WHAT TO PRODUCE.
Return all of the entries exactly, with nothing added or left out.

___ INPUT RECORDS

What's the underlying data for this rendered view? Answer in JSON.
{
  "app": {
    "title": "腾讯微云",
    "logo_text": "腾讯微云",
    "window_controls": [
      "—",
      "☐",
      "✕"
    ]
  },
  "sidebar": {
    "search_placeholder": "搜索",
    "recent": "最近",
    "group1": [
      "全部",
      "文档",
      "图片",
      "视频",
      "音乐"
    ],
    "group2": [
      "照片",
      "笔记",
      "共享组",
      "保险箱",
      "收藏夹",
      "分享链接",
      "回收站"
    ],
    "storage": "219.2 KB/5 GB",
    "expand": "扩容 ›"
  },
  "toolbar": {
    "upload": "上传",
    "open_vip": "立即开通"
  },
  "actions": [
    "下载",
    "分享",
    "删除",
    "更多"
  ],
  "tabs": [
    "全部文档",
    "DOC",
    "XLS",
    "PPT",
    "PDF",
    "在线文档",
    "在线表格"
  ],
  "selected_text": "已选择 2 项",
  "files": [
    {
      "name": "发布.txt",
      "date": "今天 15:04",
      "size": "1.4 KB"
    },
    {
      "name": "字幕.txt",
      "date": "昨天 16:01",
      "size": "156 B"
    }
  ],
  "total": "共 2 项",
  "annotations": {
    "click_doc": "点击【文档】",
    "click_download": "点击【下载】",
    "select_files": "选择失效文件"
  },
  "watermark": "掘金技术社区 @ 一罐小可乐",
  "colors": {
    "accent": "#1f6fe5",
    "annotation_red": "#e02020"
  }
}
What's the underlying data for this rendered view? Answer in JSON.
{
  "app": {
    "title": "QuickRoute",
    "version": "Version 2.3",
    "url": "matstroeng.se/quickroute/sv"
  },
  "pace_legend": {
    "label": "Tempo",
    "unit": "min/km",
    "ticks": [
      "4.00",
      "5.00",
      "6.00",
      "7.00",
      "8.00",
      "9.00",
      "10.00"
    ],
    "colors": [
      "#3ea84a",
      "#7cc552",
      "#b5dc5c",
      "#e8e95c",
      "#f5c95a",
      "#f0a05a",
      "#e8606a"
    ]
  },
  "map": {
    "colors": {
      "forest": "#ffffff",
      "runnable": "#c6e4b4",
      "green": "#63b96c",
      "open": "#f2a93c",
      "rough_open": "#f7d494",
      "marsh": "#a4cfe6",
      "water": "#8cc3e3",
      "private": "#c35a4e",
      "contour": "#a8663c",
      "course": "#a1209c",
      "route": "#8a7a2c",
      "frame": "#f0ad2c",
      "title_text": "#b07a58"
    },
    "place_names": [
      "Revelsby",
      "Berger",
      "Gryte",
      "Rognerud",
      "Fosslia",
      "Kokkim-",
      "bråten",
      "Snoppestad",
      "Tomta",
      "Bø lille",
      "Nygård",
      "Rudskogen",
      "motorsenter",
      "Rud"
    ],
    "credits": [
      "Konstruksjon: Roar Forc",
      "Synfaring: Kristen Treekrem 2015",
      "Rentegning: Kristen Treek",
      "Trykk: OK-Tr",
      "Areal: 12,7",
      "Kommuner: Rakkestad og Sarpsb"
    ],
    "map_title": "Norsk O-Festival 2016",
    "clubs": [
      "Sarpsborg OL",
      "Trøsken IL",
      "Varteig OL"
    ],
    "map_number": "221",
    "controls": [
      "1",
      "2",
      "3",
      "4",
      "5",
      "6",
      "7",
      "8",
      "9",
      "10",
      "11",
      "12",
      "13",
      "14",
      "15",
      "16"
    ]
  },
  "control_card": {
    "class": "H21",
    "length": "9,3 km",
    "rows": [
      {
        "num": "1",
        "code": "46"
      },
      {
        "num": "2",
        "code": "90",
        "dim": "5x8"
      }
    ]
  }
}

______

SOLUTION TO THIS PROBLEM.
What's the underlying data for this rendered view? Answer in JSON.
{
  "app": {
    "title": "腾讯微云",
    "logo_text": "腾讯微云",
    "window_controls": [
      "—",
      "☐",
      "✕"
    ]
  },
  "sidebar": {
    "search_placeholder": "搜索",
    "recent": "最近",
    "group1": [
      "全部",
      "文档",
      "图片",
      "视频",
      "音乐"
    ],
    "group2": [
      "照片",
      "笔记",
      "共享组",
      "保险箱",
      "收藏夹",
      "分享链接",
      "回收站"
    ],
    "storage": "219.2 KB/5 GB",
    "expand": "扩容 ›"
  },
  "toolbar": {
    "upload": "上传",
    "open_vip": "立即开通"
  },
  "actions": [
    "下载",
    "分享",
    "删除",
    "更多"
  ],
  "tabs": [
    "全部文档",
    "DOC",
    "XLS",
    "PPT",
    "PDF",
    "在线文档",
    "在线表格"
  ],
  "selected_text": "已选择 2 项",
  "files": [
    {
      "name": "发布.txt",
      "date": "今天 15:04",
      "size": "1.4 KB"
    },
    {
      "name": "字幕.txt",
      "date": "昨天 16:01",
      "size": "156 B"
    }
  ],
  "total": "共 2 项",
  "annotations": {
    "click_doc": "点击【文档】",
    "click_download": "点击【下载】",
    "select_files": "选择失效文件"
  },
  "watermark": "掘金技术社区 @ 一罐小可乐",
  "colors": {
    "accent": "#1f6fe5",
    "annotation_red": "#e02020"
  }
}
What's the underlying data for this rendered view? Answer in JSON.
{
  "app": {
    "title": "QuickRoute",
    "version": "Version 2.3",
    "url": "matstroeng.se/quickroute/sv"
  },
  "pace_legend": {
    "label": "Tempo",
    "unit": "min/km",
    "ticks": [
      "4.00",
      "5.00",
      "6.00",
      "7.00",
      "8.00",
      "9.00",
      "10.00"
    ],
    "colors": [
      "#3ea84a",
      "#7cc552",
      "#b5dc5c",
      "#e8e95c",
      "#f5c95a",
      "#f0a05a",
      "#e8606a"
    ]
  },
  "map": {
    "colors": {
      "forest": "#ffffff",
      "runnable": "#c6e4b4",
      "green": "#63b96c",
      "open": "#f2a93c",
      "rough_open": "#f7d494",
      "marsh": "#a4cfe6",
      "water": "#8cc3e3",
      "private": "#c35a4e",
      "contour": "#a8663c",
      "course": "#a1209c",
      "route": "#8a7a2c",
      "frame": "#f0ad2c",
      "title_text": "#b07a58"
    },
    "place_names": [
      "Revelsby",
      "Berger",
      "Gryte",
      "Rognerud",
      "Fosslia",
      "Kokkim-",
      "bråten",
      "Snoppestad",
      "Tomta",
      "Bø lille",
      "Nygård",
      "Rudskogen",
      "motorsenter",
      "Rud"
    ],
    "credits": [
      "Konstruksjon: Roar Forc",
      "Synfaring: Kristen Treekrem 2015",
      "Rentegning: Kristen Treek",
      "Trykk: OK-Tr",
      "Areal: 12,7",
      "Kommuner: Rakkestad og Sarpsb"
    ],
    "map_title": "Norsk O-Festival 2016",
    "clubs": [
      "Sarpsborg OL",
      "Trøsken IL",
      "Varteig OL"
    ],
    "map_number": "221",
    "controls": [
      "1",
      "2",
      "3",
      "4",
      "5",
      "6",
      "7",
      "8",
      "9",
      "10",
      "11",
      "12",
      "13",
      "14",
      "15",
      "16"
    ]
  },
  "control_card": {
    "class": "H21",
    "length": "9,3 km",
    "rows": [
      {
        "num": "1",
        "code": "46"
      },
      {
        "num": "2",
        "code": "90",
        "dim": "5x8"
      }
    ]
  }
}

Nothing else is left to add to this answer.